+++ DATA PROVIDED

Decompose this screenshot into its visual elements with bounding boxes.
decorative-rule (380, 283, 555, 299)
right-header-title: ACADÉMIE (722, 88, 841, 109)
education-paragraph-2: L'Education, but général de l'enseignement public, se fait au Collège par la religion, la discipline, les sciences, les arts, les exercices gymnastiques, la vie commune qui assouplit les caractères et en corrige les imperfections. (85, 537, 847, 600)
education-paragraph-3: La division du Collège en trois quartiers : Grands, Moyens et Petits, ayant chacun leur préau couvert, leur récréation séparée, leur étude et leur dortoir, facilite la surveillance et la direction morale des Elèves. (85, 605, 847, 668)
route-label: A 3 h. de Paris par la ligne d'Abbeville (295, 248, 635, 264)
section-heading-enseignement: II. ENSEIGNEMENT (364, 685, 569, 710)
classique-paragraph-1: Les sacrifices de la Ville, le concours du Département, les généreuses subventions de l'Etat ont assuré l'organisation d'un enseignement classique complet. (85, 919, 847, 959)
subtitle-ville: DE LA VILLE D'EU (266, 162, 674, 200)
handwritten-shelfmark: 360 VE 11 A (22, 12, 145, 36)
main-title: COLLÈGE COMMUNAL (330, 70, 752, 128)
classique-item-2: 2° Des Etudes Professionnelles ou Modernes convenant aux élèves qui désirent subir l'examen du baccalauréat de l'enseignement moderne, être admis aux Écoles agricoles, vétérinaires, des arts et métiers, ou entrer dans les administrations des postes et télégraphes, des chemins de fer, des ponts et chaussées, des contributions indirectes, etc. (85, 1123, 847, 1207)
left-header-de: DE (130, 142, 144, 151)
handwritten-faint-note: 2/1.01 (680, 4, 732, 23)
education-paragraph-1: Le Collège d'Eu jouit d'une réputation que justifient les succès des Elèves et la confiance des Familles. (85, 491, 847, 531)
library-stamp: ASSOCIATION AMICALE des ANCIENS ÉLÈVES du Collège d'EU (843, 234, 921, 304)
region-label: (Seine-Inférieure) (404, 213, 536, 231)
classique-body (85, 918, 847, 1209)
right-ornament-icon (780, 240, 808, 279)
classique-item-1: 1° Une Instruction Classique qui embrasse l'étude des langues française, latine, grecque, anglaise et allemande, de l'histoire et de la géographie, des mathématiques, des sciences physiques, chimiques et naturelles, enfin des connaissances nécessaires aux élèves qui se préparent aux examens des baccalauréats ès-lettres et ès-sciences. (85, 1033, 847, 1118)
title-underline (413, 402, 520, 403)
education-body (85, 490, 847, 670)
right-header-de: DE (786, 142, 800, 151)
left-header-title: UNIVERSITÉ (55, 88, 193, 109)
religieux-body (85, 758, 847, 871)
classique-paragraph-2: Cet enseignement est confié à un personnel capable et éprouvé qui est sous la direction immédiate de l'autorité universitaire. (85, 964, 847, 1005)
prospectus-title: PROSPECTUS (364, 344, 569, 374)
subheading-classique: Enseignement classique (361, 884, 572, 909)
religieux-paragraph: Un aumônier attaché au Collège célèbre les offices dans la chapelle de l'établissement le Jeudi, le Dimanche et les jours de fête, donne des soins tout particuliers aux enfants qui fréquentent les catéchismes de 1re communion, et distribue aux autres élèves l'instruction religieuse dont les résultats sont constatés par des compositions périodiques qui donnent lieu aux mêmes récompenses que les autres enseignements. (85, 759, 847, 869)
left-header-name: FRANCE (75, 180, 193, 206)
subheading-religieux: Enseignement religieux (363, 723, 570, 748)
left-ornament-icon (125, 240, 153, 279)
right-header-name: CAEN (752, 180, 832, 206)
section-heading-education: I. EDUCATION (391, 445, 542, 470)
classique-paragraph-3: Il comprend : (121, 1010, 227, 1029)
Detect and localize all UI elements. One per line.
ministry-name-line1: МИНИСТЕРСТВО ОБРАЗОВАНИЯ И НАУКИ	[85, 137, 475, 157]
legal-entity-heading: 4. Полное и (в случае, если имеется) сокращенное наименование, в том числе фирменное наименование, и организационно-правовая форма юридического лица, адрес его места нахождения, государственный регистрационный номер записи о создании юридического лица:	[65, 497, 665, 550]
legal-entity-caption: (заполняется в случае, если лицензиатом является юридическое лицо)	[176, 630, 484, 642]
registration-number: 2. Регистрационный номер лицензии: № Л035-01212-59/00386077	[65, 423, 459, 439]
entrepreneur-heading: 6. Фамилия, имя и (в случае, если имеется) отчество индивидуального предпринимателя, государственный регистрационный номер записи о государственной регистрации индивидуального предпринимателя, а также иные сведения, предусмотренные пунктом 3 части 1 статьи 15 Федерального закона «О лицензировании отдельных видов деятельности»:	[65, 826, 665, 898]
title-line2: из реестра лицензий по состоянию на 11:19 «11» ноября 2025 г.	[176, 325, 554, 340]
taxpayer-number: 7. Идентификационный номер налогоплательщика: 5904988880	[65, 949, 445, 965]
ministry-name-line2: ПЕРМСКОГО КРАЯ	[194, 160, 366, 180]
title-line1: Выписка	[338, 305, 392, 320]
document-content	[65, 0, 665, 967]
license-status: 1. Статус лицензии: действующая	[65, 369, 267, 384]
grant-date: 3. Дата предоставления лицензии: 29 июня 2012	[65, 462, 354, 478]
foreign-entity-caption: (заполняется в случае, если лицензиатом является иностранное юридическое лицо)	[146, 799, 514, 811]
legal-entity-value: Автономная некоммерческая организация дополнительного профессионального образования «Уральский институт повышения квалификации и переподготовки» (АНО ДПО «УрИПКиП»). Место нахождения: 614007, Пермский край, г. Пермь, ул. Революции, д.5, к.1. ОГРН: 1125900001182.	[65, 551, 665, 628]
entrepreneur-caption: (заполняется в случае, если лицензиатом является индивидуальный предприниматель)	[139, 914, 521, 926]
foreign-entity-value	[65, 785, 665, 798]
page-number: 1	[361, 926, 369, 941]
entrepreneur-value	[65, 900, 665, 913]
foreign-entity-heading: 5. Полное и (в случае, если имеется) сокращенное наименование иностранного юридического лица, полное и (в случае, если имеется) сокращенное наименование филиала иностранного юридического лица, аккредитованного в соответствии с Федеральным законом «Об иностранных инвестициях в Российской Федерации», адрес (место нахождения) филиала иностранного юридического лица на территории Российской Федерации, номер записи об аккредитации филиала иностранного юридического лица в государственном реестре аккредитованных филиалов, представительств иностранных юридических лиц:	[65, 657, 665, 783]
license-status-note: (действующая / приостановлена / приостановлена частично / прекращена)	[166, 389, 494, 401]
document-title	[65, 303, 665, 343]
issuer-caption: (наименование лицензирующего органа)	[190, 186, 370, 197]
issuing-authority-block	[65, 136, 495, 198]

++++++

**REQUIREMENT:** Retype the entries above word for word, from the very first line through the line that contains "main-title: COLLÈGE COMMUNAL".

**EXPECTED OUTPUT:**
Decompose this screenshot into its visual elements with bounding boxes.
decorative-rule (380, 283, 555, 299)
right-header-title: ACADÉMIE (722, 88, 841, 109)
education-paragraph-2: L'Education, but général de l'enseignement public, se fait au Collège par la religion, la discipline, les sciences, les arts, les exercices gymnastiques, la vie commune qui assouplit les caractères et en corrige les imperfections. (85, 537, 847, 600)
education-paragraph-3: La division du Collège en trois quartiers : Grands, Moyens et Petits, ayant chacun leur préau couvert, leur récréation séparée, leur étude et leur dortoir, facilite la surveillance et la direction morale des Elèves. (85, 605, 847, 668)
route-label: A 3 h. de Paris par la ligne d'Abbeville (295, 248, 635, 264)
section-heading-enseignement: II. ENSEIGNEMENT (364, 685, 569, 710)
classique-paragraph-1: Les sacrifices de la Ville, le concours du Département, les généreuses subventions de l'Etat ont assuré l'organisation d'un enseignement classique complet. (85, 919, 847, 959)
subtitle-ville: DE LA VILLE D'EU (266, 162, 674, 200)
handwritten-shelfmark: 360 VE 11 A (22, 12, 145, 36)
main-title: COLLÈGE COMMUNAL (330, 70, 752, 128)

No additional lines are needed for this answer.